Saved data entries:
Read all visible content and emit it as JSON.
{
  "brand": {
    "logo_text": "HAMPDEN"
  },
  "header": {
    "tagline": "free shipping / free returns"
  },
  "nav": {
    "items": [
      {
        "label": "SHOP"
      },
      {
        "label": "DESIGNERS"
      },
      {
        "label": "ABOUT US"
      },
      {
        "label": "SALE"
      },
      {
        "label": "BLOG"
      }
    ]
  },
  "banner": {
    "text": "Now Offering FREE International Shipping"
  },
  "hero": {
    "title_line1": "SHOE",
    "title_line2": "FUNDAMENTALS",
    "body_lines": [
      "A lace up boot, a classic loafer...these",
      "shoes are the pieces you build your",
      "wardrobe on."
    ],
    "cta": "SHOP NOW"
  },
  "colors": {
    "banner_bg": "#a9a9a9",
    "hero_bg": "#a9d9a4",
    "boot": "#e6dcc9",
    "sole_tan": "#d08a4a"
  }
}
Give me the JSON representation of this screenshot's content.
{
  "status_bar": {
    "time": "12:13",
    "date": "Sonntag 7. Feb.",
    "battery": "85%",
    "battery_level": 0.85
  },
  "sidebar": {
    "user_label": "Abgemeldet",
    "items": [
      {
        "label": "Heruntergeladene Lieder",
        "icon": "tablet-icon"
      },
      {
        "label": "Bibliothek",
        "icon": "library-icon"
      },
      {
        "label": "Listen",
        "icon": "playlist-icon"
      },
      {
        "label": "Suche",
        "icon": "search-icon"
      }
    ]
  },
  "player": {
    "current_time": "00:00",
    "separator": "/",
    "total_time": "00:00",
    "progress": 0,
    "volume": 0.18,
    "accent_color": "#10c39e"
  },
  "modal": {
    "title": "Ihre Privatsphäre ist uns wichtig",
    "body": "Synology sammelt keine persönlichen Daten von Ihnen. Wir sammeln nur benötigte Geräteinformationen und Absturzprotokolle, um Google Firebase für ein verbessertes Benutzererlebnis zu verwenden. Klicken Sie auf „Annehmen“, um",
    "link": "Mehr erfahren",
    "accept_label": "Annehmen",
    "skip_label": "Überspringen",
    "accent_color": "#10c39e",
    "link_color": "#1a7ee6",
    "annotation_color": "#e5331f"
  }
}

## Stated goal
Which lines hold the word "icon"? Show each one.

## Exercise result
        "icon": "tablet-icon"
        "icon": "library-icon"
        "icon": "playlist-icon"
        "icon": "search-icon"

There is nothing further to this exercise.